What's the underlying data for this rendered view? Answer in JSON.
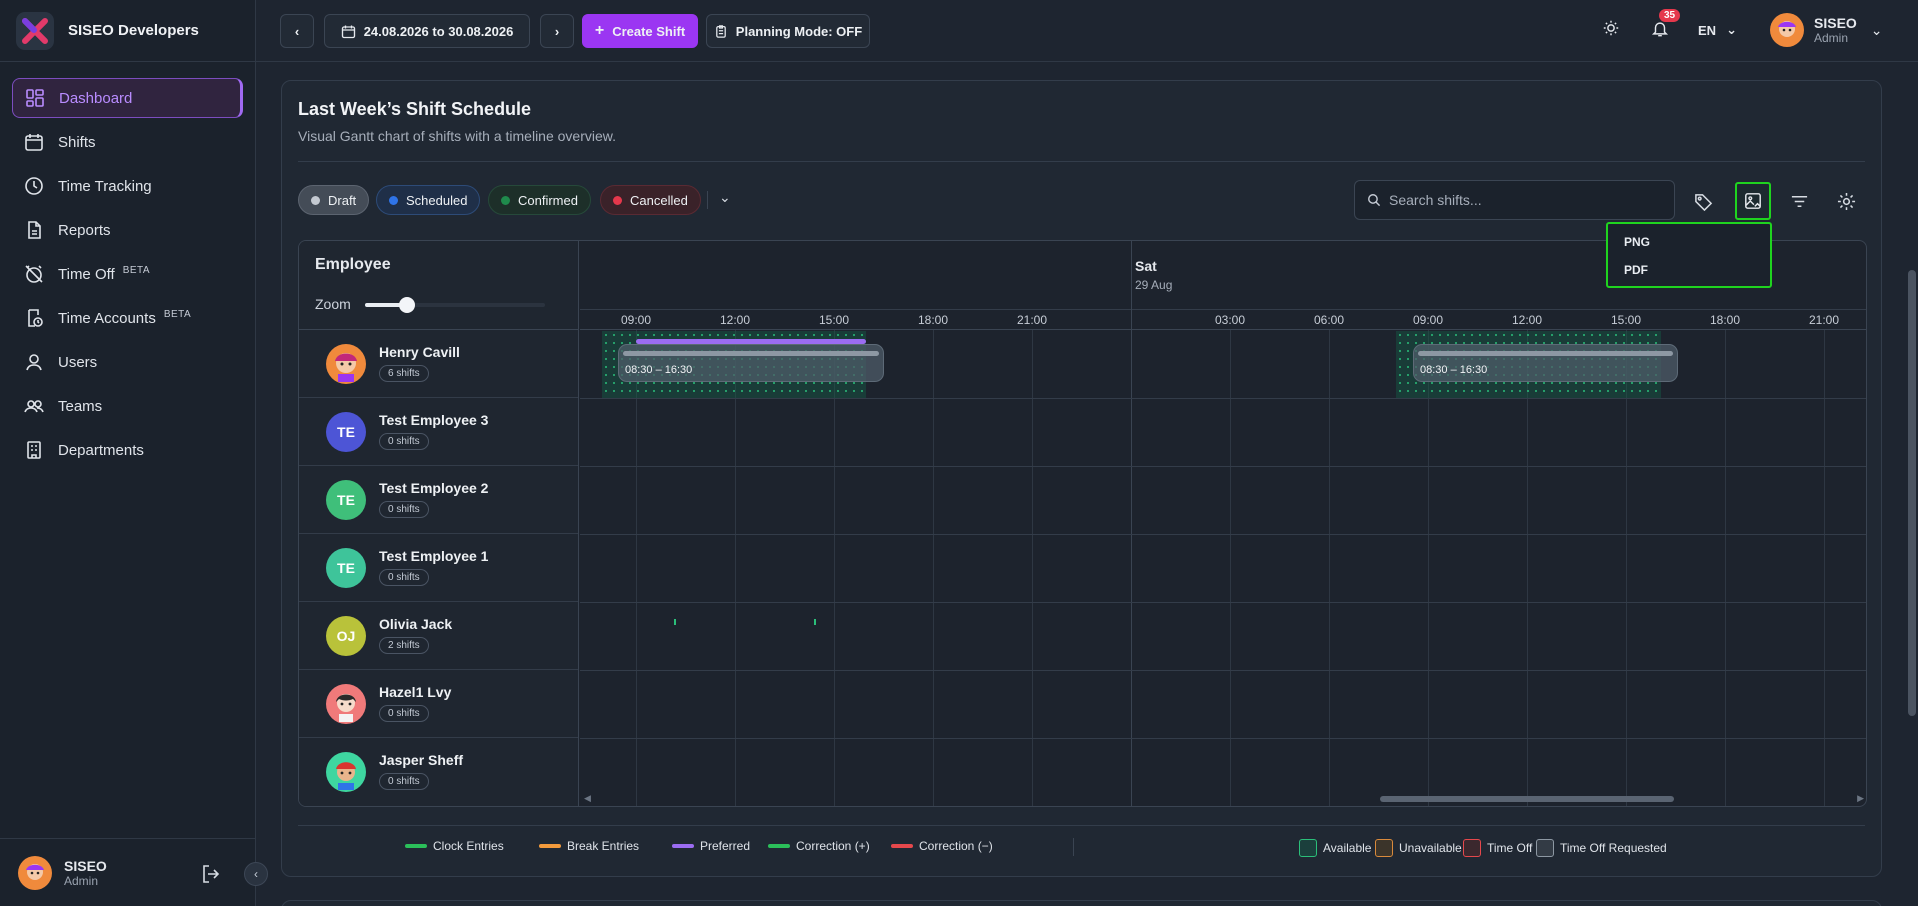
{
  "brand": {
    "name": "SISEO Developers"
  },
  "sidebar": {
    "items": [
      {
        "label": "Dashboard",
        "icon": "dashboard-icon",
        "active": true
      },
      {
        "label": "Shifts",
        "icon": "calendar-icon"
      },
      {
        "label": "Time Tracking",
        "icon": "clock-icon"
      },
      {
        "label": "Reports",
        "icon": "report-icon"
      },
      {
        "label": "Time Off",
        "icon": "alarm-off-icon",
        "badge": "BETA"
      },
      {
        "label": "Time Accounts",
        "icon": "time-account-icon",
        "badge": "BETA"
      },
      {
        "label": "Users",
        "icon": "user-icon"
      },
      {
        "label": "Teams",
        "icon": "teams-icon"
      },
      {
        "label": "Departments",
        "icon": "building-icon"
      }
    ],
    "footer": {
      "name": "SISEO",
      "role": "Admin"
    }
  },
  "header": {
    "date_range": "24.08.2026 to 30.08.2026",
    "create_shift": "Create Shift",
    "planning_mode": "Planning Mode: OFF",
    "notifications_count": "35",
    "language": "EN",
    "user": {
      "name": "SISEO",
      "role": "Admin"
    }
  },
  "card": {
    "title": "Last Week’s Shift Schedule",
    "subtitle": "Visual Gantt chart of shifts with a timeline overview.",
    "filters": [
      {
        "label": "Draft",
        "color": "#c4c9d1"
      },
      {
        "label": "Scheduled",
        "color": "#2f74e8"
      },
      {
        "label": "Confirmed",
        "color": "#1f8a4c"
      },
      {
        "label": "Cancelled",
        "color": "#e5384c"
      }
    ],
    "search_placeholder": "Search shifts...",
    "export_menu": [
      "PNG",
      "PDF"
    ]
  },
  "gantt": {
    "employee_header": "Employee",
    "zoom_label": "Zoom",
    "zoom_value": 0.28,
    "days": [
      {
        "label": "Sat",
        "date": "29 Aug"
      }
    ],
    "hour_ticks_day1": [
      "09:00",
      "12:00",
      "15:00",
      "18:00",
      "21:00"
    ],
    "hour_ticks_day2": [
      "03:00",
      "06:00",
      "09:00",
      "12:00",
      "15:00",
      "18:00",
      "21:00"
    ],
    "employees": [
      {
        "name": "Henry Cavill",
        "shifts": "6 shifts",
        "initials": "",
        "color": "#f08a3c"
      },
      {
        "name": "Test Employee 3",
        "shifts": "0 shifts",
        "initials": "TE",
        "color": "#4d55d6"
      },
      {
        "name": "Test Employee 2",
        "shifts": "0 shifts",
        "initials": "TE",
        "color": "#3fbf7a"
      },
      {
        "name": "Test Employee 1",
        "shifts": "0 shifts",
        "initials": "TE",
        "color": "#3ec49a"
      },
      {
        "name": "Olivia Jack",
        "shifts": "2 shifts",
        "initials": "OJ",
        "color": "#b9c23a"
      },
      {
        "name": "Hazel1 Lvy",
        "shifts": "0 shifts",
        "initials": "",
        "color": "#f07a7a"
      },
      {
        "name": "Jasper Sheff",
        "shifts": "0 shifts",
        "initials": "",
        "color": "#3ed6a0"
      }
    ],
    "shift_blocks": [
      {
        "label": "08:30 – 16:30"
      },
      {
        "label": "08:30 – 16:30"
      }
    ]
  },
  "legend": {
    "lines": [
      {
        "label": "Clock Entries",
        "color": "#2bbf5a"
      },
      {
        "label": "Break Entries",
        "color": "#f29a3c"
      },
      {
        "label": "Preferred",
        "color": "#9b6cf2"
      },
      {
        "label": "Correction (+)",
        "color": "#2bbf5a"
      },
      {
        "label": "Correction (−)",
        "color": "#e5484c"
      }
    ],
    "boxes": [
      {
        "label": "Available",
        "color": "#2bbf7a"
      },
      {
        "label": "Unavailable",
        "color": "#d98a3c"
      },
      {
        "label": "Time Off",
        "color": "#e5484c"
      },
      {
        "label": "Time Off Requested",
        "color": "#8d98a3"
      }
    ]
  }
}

* Stated problem
Pull out each line of the entries that contains "name".

* Answer to this problem
    "name": "SISEO Developers"
      "name": "SISEO",
      "name": "SISEO",
        "name": "Henry Cavill",
        "name": "Test Employee 3",
        "name": "Test Employee 2",
        "name": "Test Employee 1",
        "name": "Olivia Jack",
        "name": "Hazel1 Lvy",
        "name": "Jasper Sheff",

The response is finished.